begin DOCUMENT TEXT

Sometimes a customer needs a L3 VPN between two locations where the same SP is not present. This can be on a national or international basis. It would be possible to buy an Internet circuit and run an overlay such as DMVPN but what if the customer wants to buy a MPLS VPN circuit?
The customer could buy a VPN from SP1 in location1 and a VPN from SP2 in location2. The two SPs would then have to exchange traffic somehow to make the customer circuit end to end. The concept is shown in the following topology.
The customer connects to the PE of each of the SPs. The SPs need to interconnect at some common point, either through a public peering place such as an IX or with an private interconnect at a common location. The routers that connect to each other are called autonomous system border routers (ASBR). There are three main options and a fourth option which combines two of the others.
Inter-AS Option A
Option A is the most simple of the options to interconnect the ASBRs. Each customer VRF requires either a physical interface or more likely a subinterface. Option A has the following characteristics.

end DOCUMENT TEXT
begin PROVIDED DATA

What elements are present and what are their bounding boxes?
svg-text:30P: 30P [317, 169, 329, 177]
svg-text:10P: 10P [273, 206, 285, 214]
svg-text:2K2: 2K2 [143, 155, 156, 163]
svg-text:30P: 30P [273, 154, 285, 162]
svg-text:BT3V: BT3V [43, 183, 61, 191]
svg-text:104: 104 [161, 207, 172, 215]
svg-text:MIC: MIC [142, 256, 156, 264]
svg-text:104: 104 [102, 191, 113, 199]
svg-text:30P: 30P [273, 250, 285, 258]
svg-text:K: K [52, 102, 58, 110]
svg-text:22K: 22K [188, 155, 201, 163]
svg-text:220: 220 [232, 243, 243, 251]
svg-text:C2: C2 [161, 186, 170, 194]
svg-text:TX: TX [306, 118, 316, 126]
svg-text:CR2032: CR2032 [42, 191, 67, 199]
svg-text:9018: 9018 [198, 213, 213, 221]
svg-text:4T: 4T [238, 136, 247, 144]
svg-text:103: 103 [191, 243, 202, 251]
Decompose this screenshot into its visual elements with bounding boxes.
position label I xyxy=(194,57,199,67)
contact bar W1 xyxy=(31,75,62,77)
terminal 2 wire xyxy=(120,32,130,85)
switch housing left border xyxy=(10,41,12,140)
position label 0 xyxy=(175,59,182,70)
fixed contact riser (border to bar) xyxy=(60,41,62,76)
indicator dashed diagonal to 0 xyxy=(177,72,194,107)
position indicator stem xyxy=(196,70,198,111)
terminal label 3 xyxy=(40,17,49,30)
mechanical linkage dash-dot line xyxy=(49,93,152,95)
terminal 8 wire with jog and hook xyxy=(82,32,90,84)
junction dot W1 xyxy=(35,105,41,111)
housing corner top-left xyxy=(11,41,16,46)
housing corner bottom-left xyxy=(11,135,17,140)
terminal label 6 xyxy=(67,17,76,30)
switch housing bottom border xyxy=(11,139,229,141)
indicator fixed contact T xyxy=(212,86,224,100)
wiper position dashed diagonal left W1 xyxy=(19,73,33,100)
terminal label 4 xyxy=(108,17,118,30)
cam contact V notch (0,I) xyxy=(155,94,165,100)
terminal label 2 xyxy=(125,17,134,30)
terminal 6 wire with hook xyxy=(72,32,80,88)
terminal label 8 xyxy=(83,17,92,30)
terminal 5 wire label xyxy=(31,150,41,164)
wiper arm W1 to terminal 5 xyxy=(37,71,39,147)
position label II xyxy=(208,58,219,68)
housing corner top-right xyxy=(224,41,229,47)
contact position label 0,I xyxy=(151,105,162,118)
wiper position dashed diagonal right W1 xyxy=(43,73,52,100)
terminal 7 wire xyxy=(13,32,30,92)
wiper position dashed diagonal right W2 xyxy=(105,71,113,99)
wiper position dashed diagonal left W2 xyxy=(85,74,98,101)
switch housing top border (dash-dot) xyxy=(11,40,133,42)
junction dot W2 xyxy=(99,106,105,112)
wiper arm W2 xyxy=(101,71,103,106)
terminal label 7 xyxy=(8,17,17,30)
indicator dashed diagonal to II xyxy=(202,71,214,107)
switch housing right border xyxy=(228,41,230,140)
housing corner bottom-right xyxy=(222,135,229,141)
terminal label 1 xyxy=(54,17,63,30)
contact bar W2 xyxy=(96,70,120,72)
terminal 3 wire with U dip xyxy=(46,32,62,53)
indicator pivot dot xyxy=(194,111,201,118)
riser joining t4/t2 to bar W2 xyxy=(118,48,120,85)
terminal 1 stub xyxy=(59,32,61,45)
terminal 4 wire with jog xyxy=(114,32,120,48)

end PROVIDED DATA

## DESCRIPTION OF THE TASK
Carry on the text about connecting a customer's MPLS VPN across two service providers from the point where it stops. The listing is not needed here.

## FINAL ANSWER
- Each ASBR thinks the other is a CE
- One logical interface per VPN
- Link may use any supported PE-CE protocol
- Packets are sent unlabelled between the ASBRs
- QoS policies are negotiated and manually configured on the ASBRs
- The most secure and easy option to provision
- Does not scale well to a large number of VPNs
As the diagram shows, the LSP is between the PE and the ASBR for each SP, there is no end to end LSP. Packets are sent unlabelled between the LSPs. The ASBRs considers the other one to be a CE, meaning that any routing protocol is supported such as static routes, IGP or BGP. Do note that if BGP is used, the updates are sent as IPv4 updates and not VPNv4.
Option A is the most simple to use and requires the least amount of trust between the SPs. It works well when providing VPNs to another SP is a rare thing. It can get cumbersome if two SPs have an agreement and exchange traffic for hundreds of VPNs between them. The number of BGP sessions between the ASBRs can become a scaling issue depending on the platform in use. One advantage of Option A is that SPs do not need to use the same RT values since VPNv4 updates are not exchanged. There is also no need to disable the automatic RT filter.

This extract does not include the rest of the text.